[WHAT THE EXERCISE ASKS] Identify, in the records below, every line where the string "text" appears, and copy each such line.

[Records contained in a dataset]

☆ ☆ ☆ ☆

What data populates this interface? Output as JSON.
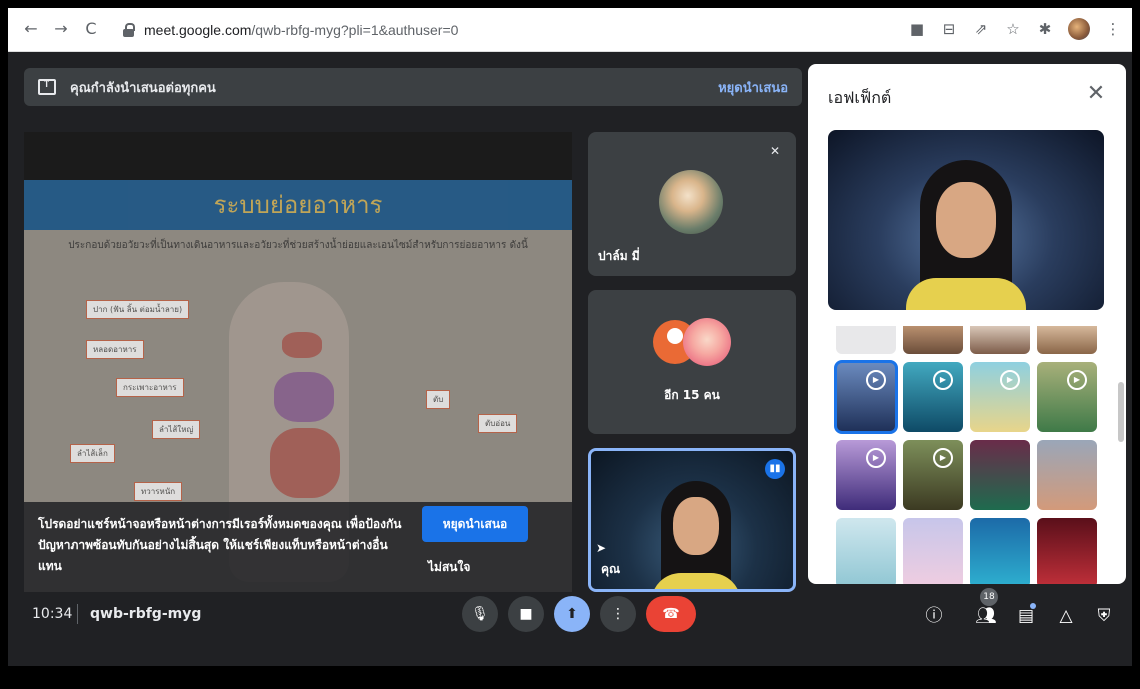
{
  "browser": {
    "url_host": "meet.google.com",
    "url_path": "/qwb-rbfg-myg?pli=1&authuser=0",
    "back_glyph": "←",
    "forward_glyph": "→",
    "reload_glyph": "C",
    "toolbar_icons": [
      "camera-icon",
      "translate-icon",
      "share-icon",
      "star-icon",
      "extensions-icon",
      "profile-avatar",
      "menu-icon"
    ]
  },
  "presentation_banner": {
    "text": "คุณกำลังนำเสนอต่อทุกคน",
    "stop_label": "หยุดนำเสนอ"
  },
  "slide": {
    "title": "ระบบย่อยอาหาร",
    "subtitle": "ประกอบด้วยอวัยวะที่เป็นทางเดินอาหารและอวัยวะที่ช่วยสร้างน้ำย่อยและเอนไซม์สำหรับการย่อยอาหาร ดังนี้",
    "organ_labels": [
      "ปาก (ฟัน ลิ้น ต่อมน้ำลาย)",
      "หลอดอาหาร",
      "กระเพาะอาหาร",
      "ตับ",
      "ตับอ่อน",
      "ลำไส้ใหญ่",
      "ลำไส้เล็ก",
      "ทวารหนัก"
    ]
  },
  "hint": {
    "text": "โปรดอย่าแชร์หน้าจอหรือหน้าต่างการมีเรอร์ทั้งหมดของคุณ เพื่อป้องกันปัญหาภาพซ้อนทับกันอย่างไม่สิ้นสุด ให้แชร์เพียงแท็บหรือหน้าต่างอื่นแทน",
    "stop_label": "หยุดนำเสนอ",
    "dismiss_label": "ไม่สนใจ"
  },
  "tiles": {
    "participant_name": "ปาล์ม มี่",
    "more_label": "อีก 15 คน",
    "self_label": "คุณ"
  },
  "effects": {
    "title": "เอฟเฟ็กต์",
    "close_glyph": "✕"
  },
  "bottom": {
    "time": "10:34",
    "meeting_code": "qwb-rbfg-myg",
    "participant_count": "18"
  }
}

☆ ☆ ☆ ☆

[FULL OUTPUT]
    "text": "คุณกำลังนำเสนอต่อทุกคน",
    "text": "โปรดอย่าแชร์หน้าจอหรือหน้าต่างการมีเรอร์ทั้งหมดของคุณ เพื่อป้องกันปัญหาภาพซ้อนทับกันอย่างไม่สิ้นสุด ให้แชร์เพียงแท็บหรือหน้าต่างอื่นแทน",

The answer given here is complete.